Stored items
►
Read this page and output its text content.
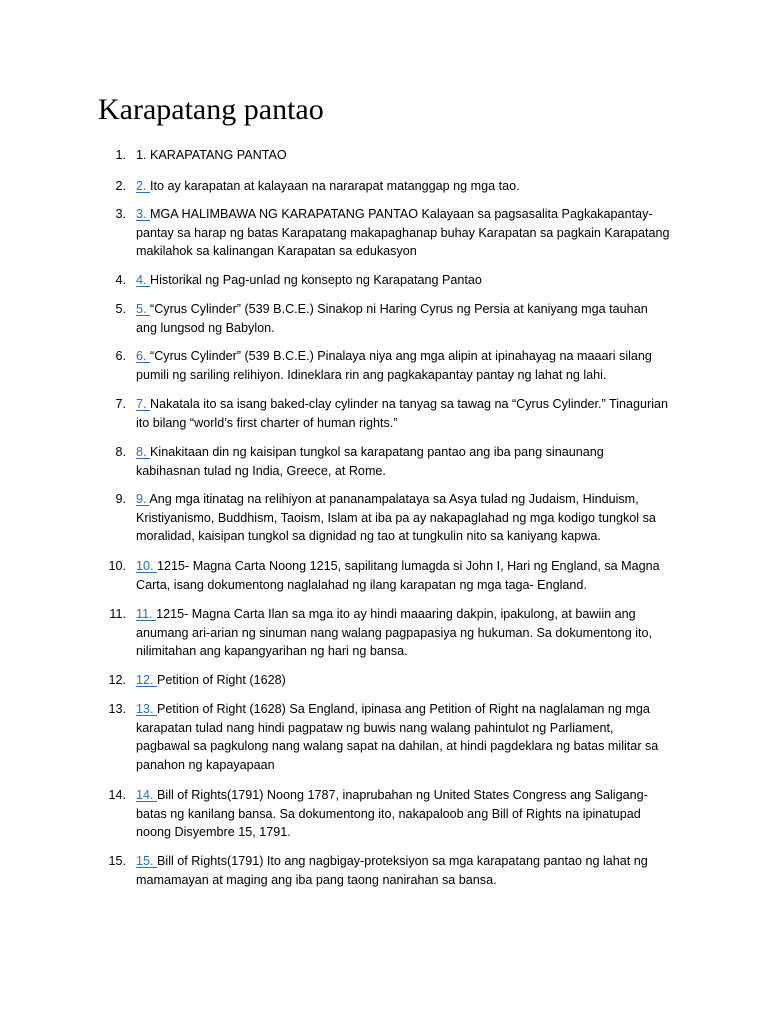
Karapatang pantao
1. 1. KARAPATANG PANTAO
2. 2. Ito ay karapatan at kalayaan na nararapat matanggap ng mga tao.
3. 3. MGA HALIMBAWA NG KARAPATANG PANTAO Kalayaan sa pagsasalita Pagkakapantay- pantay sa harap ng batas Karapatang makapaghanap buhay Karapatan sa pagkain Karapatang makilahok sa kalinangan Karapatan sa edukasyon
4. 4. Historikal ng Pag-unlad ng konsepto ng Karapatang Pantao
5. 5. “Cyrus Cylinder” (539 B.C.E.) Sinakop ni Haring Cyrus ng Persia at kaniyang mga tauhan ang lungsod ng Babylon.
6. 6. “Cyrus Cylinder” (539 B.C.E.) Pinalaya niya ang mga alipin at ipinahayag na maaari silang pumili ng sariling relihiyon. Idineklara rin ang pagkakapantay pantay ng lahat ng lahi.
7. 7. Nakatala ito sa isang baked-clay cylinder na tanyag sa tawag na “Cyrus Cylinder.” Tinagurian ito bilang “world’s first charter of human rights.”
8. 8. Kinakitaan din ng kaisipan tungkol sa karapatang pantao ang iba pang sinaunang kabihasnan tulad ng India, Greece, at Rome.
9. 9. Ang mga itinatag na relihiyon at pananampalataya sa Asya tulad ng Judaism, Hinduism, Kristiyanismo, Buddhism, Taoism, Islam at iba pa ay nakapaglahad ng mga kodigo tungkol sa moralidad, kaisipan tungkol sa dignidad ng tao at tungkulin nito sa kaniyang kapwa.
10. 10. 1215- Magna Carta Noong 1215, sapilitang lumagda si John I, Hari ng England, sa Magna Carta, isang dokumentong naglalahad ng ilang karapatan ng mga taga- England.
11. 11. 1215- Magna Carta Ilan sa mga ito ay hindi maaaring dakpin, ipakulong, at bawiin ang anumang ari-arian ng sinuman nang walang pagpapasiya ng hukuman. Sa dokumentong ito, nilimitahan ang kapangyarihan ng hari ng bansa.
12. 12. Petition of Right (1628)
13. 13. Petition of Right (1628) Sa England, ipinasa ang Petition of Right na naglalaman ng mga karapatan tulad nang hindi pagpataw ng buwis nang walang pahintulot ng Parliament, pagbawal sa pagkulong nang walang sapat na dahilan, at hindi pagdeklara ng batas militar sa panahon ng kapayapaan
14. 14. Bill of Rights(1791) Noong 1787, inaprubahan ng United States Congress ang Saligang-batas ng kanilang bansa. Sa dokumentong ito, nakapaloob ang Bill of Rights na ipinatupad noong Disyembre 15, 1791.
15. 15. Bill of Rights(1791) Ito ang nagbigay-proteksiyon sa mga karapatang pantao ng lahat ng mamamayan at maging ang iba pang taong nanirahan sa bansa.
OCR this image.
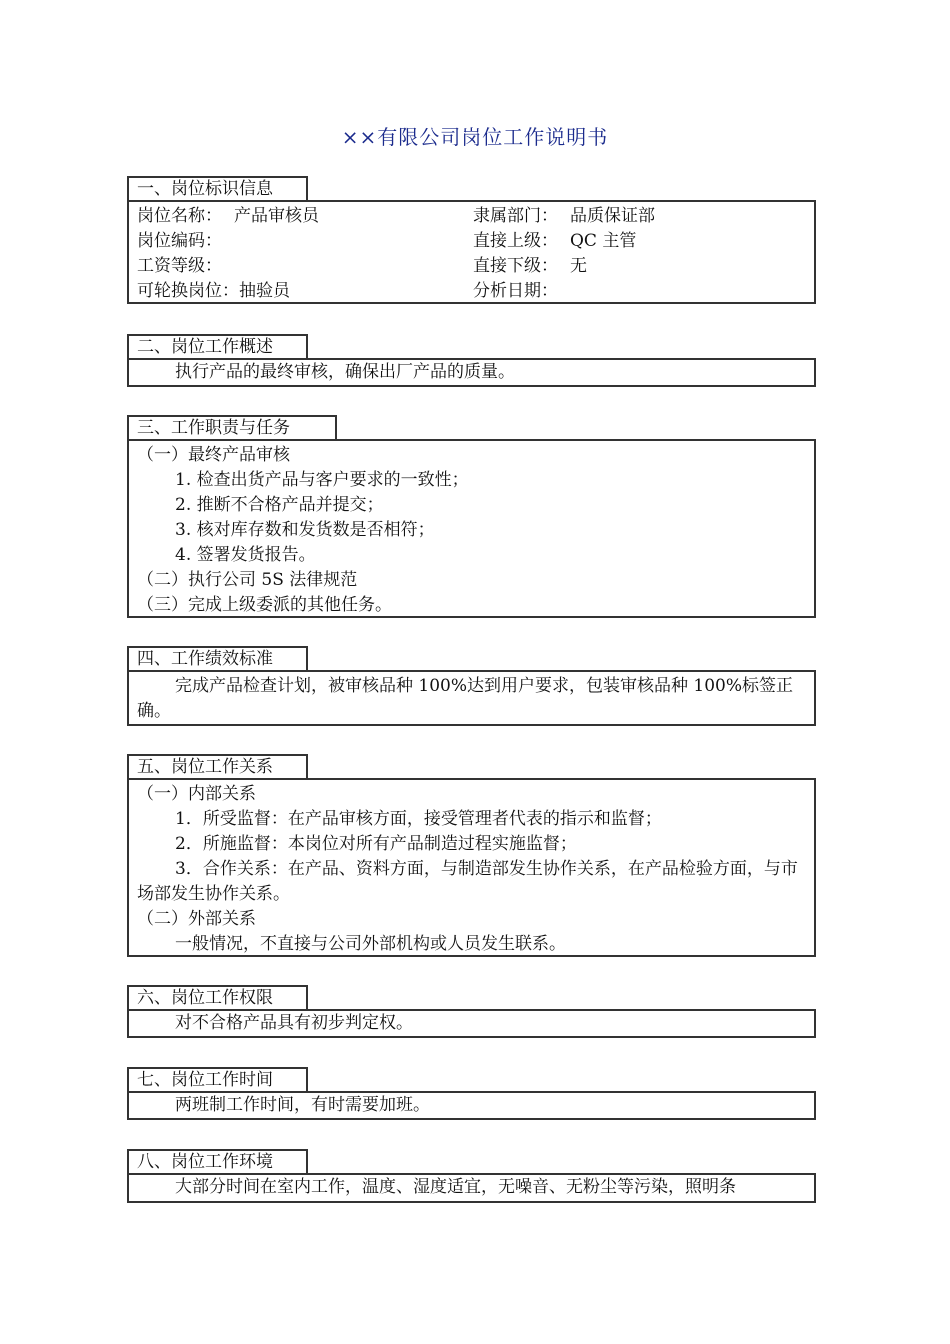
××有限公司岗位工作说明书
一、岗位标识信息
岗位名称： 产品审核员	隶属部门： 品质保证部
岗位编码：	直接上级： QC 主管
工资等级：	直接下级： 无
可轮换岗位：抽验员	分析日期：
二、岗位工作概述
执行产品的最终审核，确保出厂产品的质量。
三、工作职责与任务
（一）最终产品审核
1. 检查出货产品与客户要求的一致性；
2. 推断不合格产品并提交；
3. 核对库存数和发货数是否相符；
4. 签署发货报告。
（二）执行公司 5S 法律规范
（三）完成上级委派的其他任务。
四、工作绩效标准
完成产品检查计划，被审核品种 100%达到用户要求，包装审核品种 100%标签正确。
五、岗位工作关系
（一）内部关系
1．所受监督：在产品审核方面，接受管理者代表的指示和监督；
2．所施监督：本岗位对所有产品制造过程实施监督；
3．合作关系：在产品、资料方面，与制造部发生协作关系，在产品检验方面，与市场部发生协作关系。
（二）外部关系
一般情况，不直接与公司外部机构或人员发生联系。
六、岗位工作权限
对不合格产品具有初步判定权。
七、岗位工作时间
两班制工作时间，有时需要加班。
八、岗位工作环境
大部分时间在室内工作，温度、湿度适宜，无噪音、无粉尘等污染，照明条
◄
►
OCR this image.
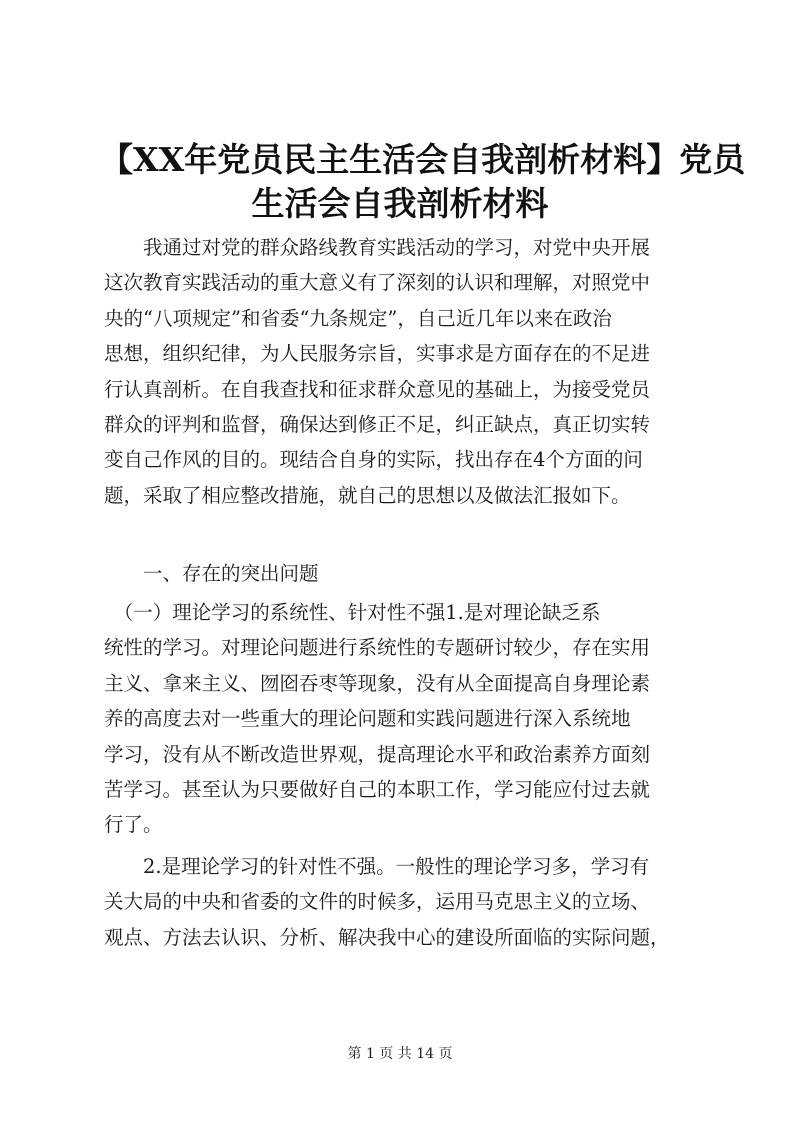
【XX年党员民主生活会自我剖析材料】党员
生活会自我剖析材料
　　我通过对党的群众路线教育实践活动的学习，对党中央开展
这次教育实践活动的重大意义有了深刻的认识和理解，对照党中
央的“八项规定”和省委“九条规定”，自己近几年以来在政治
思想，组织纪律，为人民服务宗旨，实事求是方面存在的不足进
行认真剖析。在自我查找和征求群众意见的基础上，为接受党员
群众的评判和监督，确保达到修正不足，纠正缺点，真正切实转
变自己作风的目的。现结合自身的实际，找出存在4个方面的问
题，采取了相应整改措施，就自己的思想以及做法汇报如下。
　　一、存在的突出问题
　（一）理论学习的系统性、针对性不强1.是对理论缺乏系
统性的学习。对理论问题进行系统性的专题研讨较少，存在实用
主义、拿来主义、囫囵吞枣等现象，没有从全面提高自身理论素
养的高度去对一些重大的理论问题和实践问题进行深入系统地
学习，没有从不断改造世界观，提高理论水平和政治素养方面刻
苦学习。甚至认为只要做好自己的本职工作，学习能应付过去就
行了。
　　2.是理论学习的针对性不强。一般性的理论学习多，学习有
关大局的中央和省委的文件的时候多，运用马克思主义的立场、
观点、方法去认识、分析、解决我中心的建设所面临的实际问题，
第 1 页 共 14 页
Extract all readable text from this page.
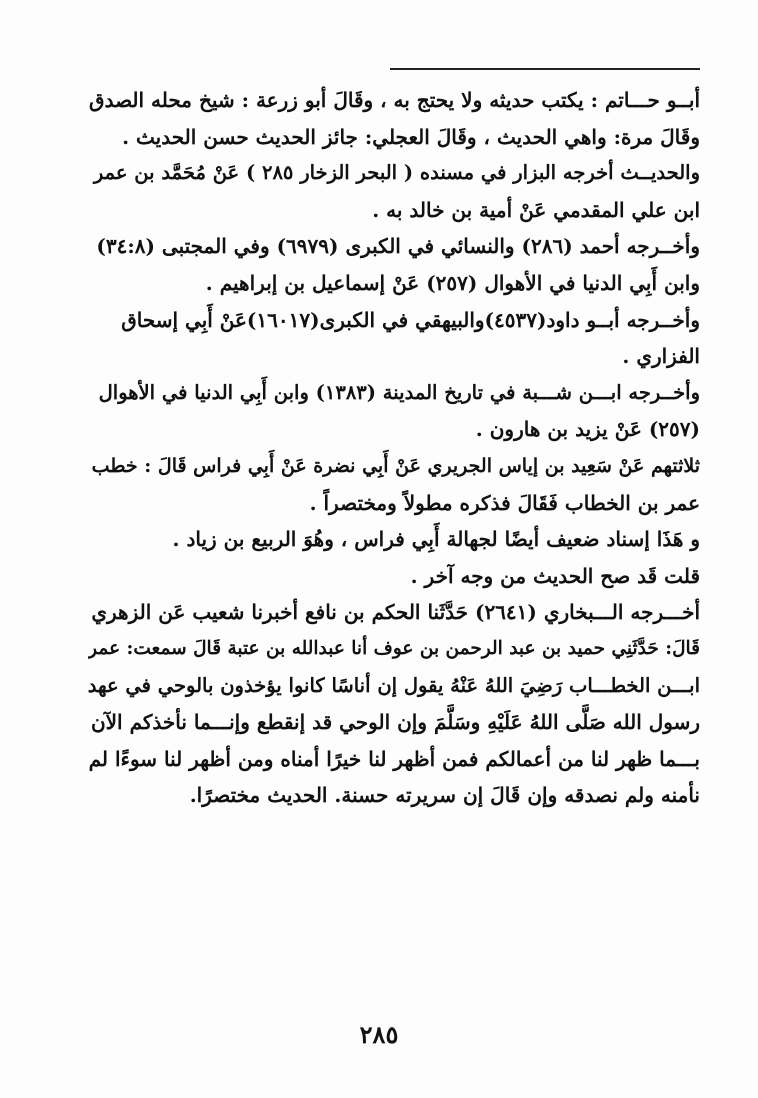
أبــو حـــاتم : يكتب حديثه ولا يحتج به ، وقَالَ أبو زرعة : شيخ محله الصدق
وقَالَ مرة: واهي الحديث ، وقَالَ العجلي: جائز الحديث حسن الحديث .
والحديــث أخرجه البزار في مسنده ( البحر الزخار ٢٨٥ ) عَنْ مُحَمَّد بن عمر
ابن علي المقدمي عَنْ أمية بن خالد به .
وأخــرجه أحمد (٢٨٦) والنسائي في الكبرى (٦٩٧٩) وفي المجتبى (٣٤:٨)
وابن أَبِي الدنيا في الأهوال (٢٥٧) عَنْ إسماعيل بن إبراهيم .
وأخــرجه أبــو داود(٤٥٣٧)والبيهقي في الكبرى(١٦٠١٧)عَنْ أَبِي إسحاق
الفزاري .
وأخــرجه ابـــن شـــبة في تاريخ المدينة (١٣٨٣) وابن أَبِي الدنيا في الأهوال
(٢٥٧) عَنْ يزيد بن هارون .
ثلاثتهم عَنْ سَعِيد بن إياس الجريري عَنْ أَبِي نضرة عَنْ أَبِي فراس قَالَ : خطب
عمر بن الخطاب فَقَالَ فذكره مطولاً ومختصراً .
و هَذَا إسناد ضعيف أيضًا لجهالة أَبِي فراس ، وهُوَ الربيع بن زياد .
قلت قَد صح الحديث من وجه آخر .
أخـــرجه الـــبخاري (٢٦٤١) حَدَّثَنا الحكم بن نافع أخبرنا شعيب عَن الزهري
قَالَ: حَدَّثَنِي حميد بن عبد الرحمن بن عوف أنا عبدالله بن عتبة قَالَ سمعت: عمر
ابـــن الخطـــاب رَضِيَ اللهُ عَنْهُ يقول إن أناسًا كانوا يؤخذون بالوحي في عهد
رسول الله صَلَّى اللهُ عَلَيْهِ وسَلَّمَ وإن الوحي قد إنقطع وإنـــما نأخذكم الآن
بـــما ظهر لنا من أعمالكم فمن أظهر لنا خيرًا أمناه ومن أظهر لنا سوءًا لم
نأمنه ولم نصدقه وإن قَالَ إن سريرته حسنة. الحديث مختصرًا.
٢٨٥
◄
**YOUR GOAL:**
Identify and copy the lines holding the word "الدنيا".

**CORRECT RESPONSE:**
وابن أَبِي الدنيا في الأهوال (٢٥٧) عَنْ إسماعيل بن إبراهيم .
وأخــرجه ابـــن شـــبة في تاريخ المدينة (١٣٨٣) وابن أَبِي الدنيا في الأهوال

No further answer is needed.